Problem to work on:
Copy all the entries word for word, but omit the pictures.

Dataset excerpts:
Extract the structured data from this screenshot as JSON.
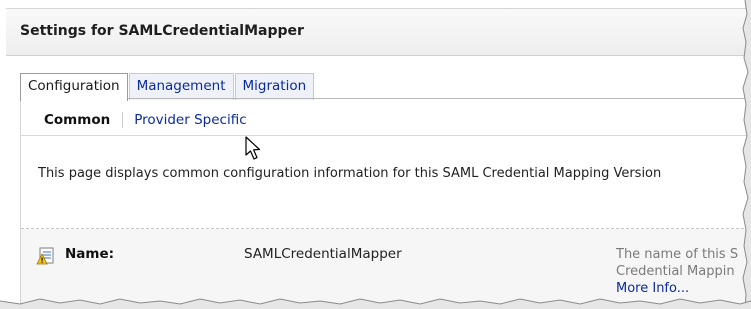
{
  "header": {
    "title": "Settings for SAMLCredentialMapper"
  },
  "tabs": [
    {
      "label": "Configuration",
      "active": true
    },
    {
      "label": "Management",
      "active": false
    },
    {
      "label": "Migration",
      "active": false
    }
  ],
  "subtabs": {
    "common": "Common",
    "provider_specific": "Provider Specific"
  },
  "description": "This page displays common configuration information for this SAML Credential Mapping Version",
  "field": {
    "icon": "field-info-icon",
    "label": "Name:",
    "value": "SAMLCredentialMapper",
    "help_line1": "The name of this S",
    "help_line2": "Credential Mappin",
    "more_info": "More Info..."
  },
  "colors": {
    "link": "#0b2a9e",
    "help_text": "#7a7a7a"
  }
}
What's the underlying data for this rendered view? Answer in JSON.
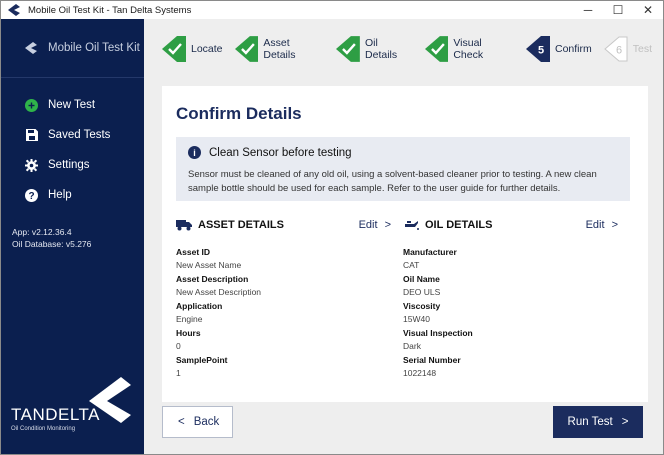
{
  "window": {
    "title": "Mobile Oil Test Kit - Tan Delta Systems",
    "minimize": "─",
    "maximize": "☐",
    "close": "✕"
  },
  "sidebar": {
    "app_name": "Mobile Oil Test Kit",
    "items": [
      {
        "label": "New Test",
        "icon": "plus-circle-icon"
      },
      {
        "label": "Saved Tests",
        "icon": "floppy-disk-icon"
      },
      {
        "label": "Settings",
        "icon": "gear-icon"
      },
      {
        "label": "Help",
        "icon": "question-circle-icon"
      }
    ],
    "app_version": "App: v2.12.36.4",
    "db_version": "Oil Database: v5.276",
    "brand_name": "TANDELTA",
    "brand_tagline": "Oil Condition Monitoring"
  },
  "steps": [
    {
      "label": "Locate",
      "state": "done"
    },
    {
      "label": "Asset Details",
      "state": "done"
    },
    {
      "label": "Oil Details",
      "state": "done"
    },
    {
      "label": "Visual Check",
      "state": "done"
    },
    {
      "label": "Confirm",
      "state": "current",
      "number": "5"
    },
    {
      "label": "Test",
      "state": "disabled",
      "number": "6"
    }
  ],
  "page": {
    "title": "Confirm Details",
    "notice_title": "Clean Sensor before testing",
    "notice_icon": "info-icon",
    "notice_body": "Sensor must be cleaned of any old oil, using a solvent-based cleaner prior to testing. A new clean sample bottle should be used for each sample. Refer to the user guide for further details."
  },
  "asset": {
    "heading": "ASSET DETAILS",
    "edit_label": "Edit",
    "fields": [
      {
        "label": "Asset ID",
        "value": "New Asset Name"
      },
      {
        "label": "Asset Description",
        "value": "New Asset Description"
      },
      {
        "label": "Application",
        "value": "Engine"
      },
      {
        "label": "Hours",
        "value": "0"
      },
      {
        "label": "SamplePoint",
        "value": "1"
      }
    ]
  },
  "oil": {
    "heading": "OIL DETAILS",
    "edit_label": "Edit",
    "fields": [
      {
        "label": "Manufacturer",
        "value": "CAT"
      },
      {
        "label": "Oil Name",
        "value": "DEO ULS"
      },
      {
        "label": "Viscosity",
        "value": "15W40"
      },
      {
        "label": "Visual Inspection",
        "value": "Dark"
      },
      {
        "label": "Serial Number",
        "value": "1022148"
      }
    ]
  },
  "buttons": {
    "back": "Back",
    "run": "Run Test"
  },
  "colors": {
    "navy": "#1b2c5e",
    "sidebar": "#0b1f4f",
    "success": "#2e9e44",
    "new_test_icon": "#2fb34a"
  }
}
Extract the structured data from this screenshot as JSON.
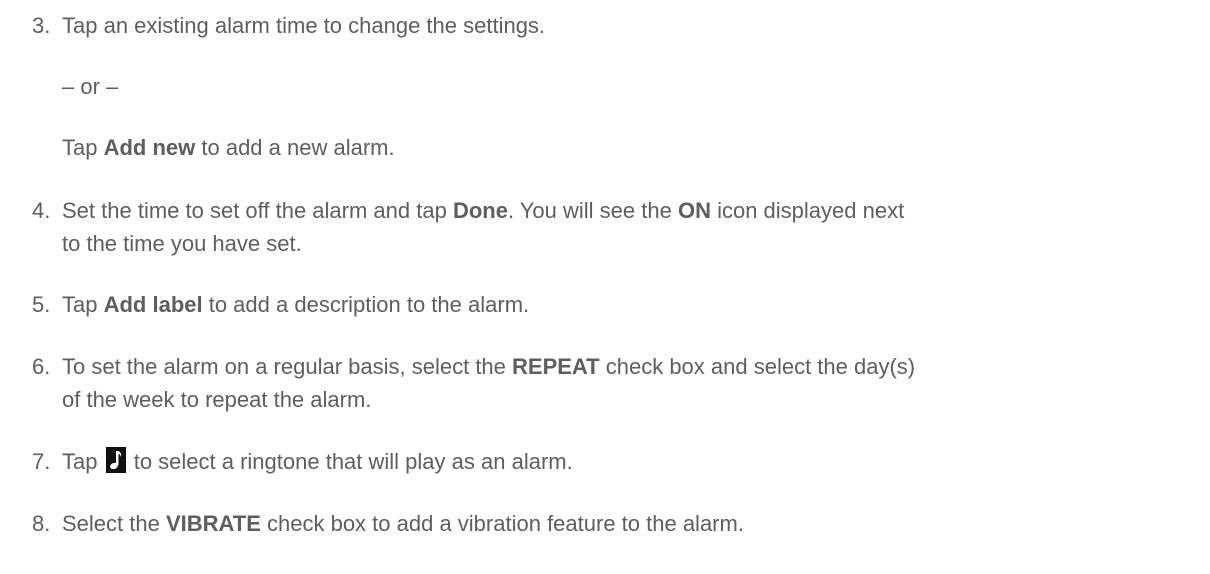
{
  "steps": [
    {
      "num": "3.",
      "pre": "Tap an existing alarm time to change the settings."
    },
    {
      "or": "– or –"
    },
    {
      "pre": "Tap ",
      "b1": "Add new",
      "post": " to add a new alarm."
    },
    {
      "num": "4.",
      "pre": "Set the time to set off the alarm and tap ",
      "b1": "Done",
      "mid": ". You will see the ",
      "b2": "ON",
      "post": " icon displayed next",
      "line2": "to the time you have set."
    },
    {
      "num": "5.",
      "pre": "Tap ",
      "b1": "Add label",
      "post": " to add a description to the alarm."
    },
    {
      "num": "6.",
      "pre": "To set the alarm on a regular basis, select the ",
      "b1": "REPEAT",
      "post": " check box and select the day(s)",
      "line2": "of the week to repeat the alarm."
    },
    {
      "num": "7.",
      "pre": "Tap ",
      "post": " to select a ringtone that will play as an alarm.",
      "icon": "music-note-icon"
    },
    {
      "num": "8.",
      "pre": "Select the ",
      "b1": "VIBRATE",
      "post": " check box to add a vibration feature to the alarm."
    }
  ]
}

Worked solution:
Extract the structured data from this screenshot as JSON.
{
  "header": {
    "title": "Settings for SAMLCredentialMapper"
  },
  "tabs": [
    {
      "label": "Configuration",
      "active": true
    },
    {
      "label": "Management",
      "active": false
    },
    {
      "label": "Migration",
      "active": false
    }
  ],
  "subtabs": {
    "common": "Common",
    "provider_specific": "Provider Specific"
  },
  "description": "This page displays common configuration information for this SAML Credential Mapping Version",
  "field": {
    "icon": "field-info-icon",
    "label": "Name:",
    "value": "SAMLCredentialMapper",
    "help_line1": "The name of this S",
    "help_line2": "Credential Mappin",
    "more_info": "More Info..."
  },
  "colors": {
    "link": "#0b2a9e",
    "help_text": "#7a7a7a"
  }
}
What's the underlying data for this rendered view? Answer in JSON.
{
  "window": {
    "title": "Mobile Oil Test Kit - Tan Delta Systems",
    "minimize": "─",
    "maximize": "☐",
    "close": "✕"
  },
  "sidebar": {
    "app_name": "Mobile Oil Test Kit",
    "items": [
      {
        "label": "New Test",
        "icon": "plus-circle-icon"
      },
      {
        "label": "Saved Tests",
        "icon": "floppy-disk-icon"
      },
      {
        "label": "Settings",
        "icon": "gear-icon"
      },
      {
        "label": "Help",
        "icon": "question-circle-icon"
      }
    ],
    "app_version": "App: v2.12.36.4",
    "db_version": "Oil Database: v5.276",
    "brand_name": "TANDELTA",
    "brand_tagline": "Oil Condition Monitoring"
  },
  "steps": [
    {
      "label": "Locate",
      "state": "done"
    },
    {
      "label": "Asset Details",
      "state": "done"
    },
    {
      "label": "Oil Details",
      "state": "done"
    },
    {
      "label": "Visual Check",
      "state": "done"
    },
    {
      "label": "Confirm",
      "state": "current",
      "number": "5"
    },
    {
      "label": "Test",
      "state": "disabled",
      "number": "6"
    }
  ],
  "page": {
    "title": "Confirm Details",
    "notice_title": "Clean Sensor before testing",
    "notice_icon": "info-icon",
    "notice_body": "Sensor must be cleaned of any old oil, using a solvent-based cleaner prior to testing. A new clean sample bottle should be used for each sample. Refer to the user guide for further details."
  },
  "asset": {
    "heading": "ASSET DETAILS",
    "edit_label": "Edit",
    "fields": [
      {
        "label": "Asset ID",
        "value": "New Asset Name"
      },
      {
        "label": "Asset Description",
        "value": "New Asset Description"
      },
      {
        "label": "Application",
        "value": "Engine"
      },
      {
        "label": "Hours",
        "value": "0"
      },
      {
        "label": "SamplePoint",
        "value": "1"
      }
    ]
  },
  "oil": {
    "heading": "OIL DETAILS",
    "edit_label": "Edit",
    "fields": [
      {
        "label": "Manufacturer",
        "value": "CAT"
      },
      {
        "label": "Oil Name",
        "value": "DEO ULS"
      },
      {
        "label": "Viscosity",
        "value": "15W40"
      },
      {
        "label": "Visual Inspection",
        "value": "Dark"
      },
      {
        "label": "Serial Number",
        "value": "1022148"
      }
    ]
  },
  "buttons": {
    "back": "Back",
    "run": "Run Test"
  },
  "colors": {
    "navy": "#1b2c5e",
    "sidebar": "#0b1f4f",
    "success": "#2e9e44",
    "new_test_icon": "#2fb34a"
  }
}
Extract the structured data from this screenshot as JSON.
{
  "steps": [
    {
      "num": "3.",
      "pre": "Tap an existing alarm time to change the settings."
    },
    {
      "or": "– or –"
    },
    {
      "pre": "Tap ",
      "b1": "Add new",
      "post": " to add a new alarm."
    },
    {
      "num": "4.",
      "pre": "Set the time to set off the alarm and tap ",
      "b1": "Done",
      "mid": ". You will see the ",
      "b2": "ON",
      "post": " icon displayed next",
      "line2": "to the time you have set."
    },
    {
      "num": "5.",
      "pre": "Tap ",
      "b1": "Add label",
      "post": " to add a description to the alarm."
    },
    {
      "num": "6.",
      "pre": "To set the alarm on a regular basis, select the ",
      "b1": "REPEAT",
      "post": " check box and select the day(s)",
      "line2": "of the week to repeat the alarm."
    },
    {
      "num": "7.",
      "pre": "Tap ",
      "post": " to select a ringtone that will play as an alarm.",
      "icon": "music-note-icon"
    },
    {
      "num": "8.",
      "pre": "Select the ",
      "b1": "VIBRATE",
      "post": " check box to add a vibration feature to the alarm."
    }
  ]
}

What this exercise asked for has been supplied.